**SHORT PROBLEM**
Write out only the tail of the records, beginning at the line containing "Read out every word on this page." and including the last line, exactly as written.

── DATA TO USE

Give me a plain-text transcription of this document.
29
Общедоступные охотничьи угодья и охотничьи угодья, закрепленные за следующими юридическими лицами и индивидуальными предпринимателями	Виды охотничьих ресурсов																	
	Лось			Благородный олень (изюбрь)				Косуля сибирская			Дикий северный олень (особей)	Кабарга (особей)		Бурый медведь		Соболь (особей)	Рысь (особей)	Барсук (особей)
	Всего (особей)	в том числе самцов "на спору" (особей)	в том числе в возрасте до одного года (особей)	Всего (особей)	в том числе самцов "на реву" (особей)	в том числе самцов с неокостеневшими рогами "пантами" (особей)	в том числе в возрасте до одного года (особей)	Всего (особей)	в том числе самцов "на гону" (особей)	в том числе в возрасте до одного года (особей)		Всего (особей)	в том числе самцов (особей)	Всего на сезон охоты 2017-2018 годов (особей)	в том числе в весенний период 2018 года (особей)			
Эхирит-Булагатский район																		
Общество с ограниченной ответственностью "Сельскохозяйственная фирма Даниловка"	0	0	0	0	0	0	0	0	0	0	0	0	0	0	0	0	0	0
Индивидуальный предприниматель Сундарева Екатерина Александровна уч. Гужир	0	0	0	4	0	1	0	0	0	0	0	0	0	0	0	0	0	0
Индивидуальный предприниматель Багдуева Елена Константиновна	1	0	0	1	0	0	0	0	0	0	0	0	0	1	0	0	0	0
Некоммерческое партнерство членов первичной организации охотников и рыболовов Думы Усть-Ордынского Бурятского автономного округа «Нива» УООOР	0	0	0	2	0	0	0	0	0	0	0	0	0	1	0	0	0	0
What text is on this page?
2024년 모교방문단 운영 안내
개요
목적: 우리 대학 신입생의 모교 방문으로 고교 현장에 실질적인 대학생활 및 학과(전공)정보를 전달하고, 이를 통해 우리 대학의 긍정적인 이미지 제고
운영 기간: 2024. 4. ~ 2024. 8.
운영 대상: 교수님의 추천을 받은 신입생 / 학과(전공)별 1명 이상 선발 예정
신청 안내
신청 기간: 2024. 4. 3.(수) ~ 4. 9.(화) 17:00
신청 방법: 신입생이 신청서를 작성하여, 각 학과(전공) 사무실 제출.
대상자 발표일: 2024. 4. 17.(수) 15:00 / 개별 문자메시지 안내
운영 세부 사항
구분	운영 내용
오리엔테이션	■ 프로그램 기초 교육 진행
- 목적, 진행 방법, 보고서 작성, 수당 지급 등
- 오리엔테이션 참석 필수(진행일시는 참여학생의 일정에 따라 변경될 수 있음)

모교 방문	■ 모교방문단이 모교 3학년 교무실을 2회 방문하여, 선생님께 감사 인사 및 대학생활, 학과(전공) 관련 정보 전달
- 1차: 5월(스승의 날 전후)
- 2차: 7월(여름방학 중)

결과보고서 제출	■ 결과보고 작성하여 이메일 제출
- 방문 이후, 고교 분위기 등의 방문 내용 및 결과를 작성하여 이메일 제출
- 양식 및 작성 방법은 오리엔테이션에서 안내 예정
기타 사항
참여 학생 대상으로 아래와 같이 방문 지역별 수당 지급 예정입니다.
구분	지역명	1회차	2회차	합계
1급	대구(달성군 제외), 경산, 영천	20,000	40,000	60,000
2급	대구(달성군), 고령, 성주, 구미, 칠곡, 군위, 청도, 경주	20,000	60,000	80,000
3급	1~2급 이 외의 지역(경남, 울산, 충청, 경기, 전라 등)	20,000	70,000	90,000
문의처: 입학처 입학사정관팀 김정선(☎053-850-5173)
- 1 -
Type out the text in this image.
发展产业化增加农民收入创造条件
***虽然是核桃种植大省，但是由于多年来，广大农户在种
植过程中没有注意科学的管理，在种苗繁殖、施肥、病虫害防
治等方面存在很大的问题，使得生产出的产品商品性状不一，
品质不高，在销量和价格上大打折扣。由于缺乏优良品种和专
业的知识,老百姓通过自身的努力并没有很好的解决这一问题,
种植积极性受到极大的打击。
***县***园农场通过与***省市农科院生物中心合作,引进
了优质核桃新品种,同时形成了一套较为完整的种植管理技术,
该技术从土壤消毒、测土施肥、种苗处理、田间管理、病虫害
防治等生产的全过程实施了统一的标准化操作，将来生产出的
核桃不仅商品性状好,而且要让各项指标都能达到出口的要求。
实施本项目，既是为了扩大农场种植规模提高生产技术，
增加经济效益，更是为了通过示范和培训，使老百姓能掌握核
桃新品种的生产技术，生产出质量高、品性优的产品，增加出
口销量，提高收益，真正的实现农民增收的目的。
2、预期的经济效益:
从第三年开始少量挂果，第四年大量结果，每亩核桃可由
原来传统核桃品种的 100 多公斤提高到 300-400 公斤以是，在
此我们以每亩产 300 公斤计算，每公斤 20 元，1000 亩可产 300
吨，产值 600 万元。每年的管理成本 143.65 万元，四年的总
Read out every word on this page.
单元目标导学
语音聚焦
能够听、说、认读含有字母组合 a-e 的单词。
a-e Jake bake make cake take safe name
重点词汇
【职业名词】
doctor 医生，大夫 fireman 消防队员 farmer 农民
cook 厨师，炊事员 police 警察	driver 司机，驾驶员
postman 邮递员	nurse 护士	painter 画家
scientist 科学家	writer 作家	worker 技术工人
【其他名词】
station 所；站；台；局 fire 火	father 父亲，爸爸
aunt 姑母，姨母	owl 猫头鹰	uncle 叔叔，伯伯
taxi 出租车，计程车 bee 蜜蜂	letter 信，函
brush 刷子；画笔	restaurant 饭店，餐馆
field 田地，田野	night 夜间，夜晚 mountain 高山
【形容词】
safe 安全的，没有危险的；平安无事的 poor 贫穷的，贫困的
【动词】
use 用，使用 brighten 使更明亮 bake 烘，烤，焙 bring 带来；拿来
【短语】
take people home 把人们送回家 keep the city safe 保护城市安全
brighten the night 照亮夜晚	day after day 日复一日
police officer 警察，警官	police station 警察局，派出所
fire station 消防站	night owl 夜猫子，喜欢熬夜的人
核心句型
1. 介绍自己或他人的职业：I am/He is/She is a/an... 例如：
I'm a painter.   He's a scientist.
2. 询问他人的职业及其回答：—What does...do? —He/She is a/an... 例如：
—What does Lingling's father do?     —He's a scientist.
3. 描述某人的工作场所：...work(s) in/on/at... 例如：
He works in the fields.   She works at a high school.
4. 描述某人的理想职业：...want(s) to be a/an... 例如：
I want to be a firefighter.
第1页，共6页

────

**OUTPUT FOR THIS EXERCISE**
Read out every word on this page.
单元目标导学
语音聚焦
能够听、说、认读含有字母组合 a-e 的单词。
a-e Jake bake make cake take safe name
重点词汇
【职业名词】
doctor 医生，大夫 fireman 消防队员 farmer 农民
cook 厨师，炊事员 police 警察	driver 司机，驾驶员
postman 邮递员	nurse 护士	painter 画家
scientist 科学家	writer 作家	worker 技术工人
【其他名词】
station 所；站；台；局 fire 火	father 父亲，爸爸
aunt 姑母，姨母	owl 猫头鹰	uncle 叔叔，伯伯
taxi 出租车，计程车 bee 蜜蜂	letter 信，函
brush 刷子；画笔	restaurant 饭店，餐馆
field 田地，田野	night 夜间，夜晚 mountain 高山
【形容词】
safe 安全的，没有危险的；平安无事的 poor 贫穷的，贫困的
【动词】
use 用，使用 brighten 使更明亮 bake 烘，烤，焙 bring 带来；拿来
【短语】
take people home 把人们送回家 keep the city safe 保护城市安全
brighten the night 照亮夜晚	day after day 日复一日
police officer 警察，警官	police station 警察局，派出所
fire station 消防站	night owl 夜猫子，喜欢熬夜的人
核心句型
1. 介绍自己或他人的职业：I am/He is/She is a/an... 例如：
I'm a painter.   He's a scientist.
2. 询问他人的职业及其回答：—What does...do? —He/She is a/an... 例如：
—What does Lingling's father do?     —He's a scientist.
3. 描述某人的工作场所：...work(s) in/on/at... 例如：
He works in the fields.   She works at a high school.
4. 描述某人的理想职业：...want(s) to be a/an... 例如：
I want to be a firefighter.
第1页，共6页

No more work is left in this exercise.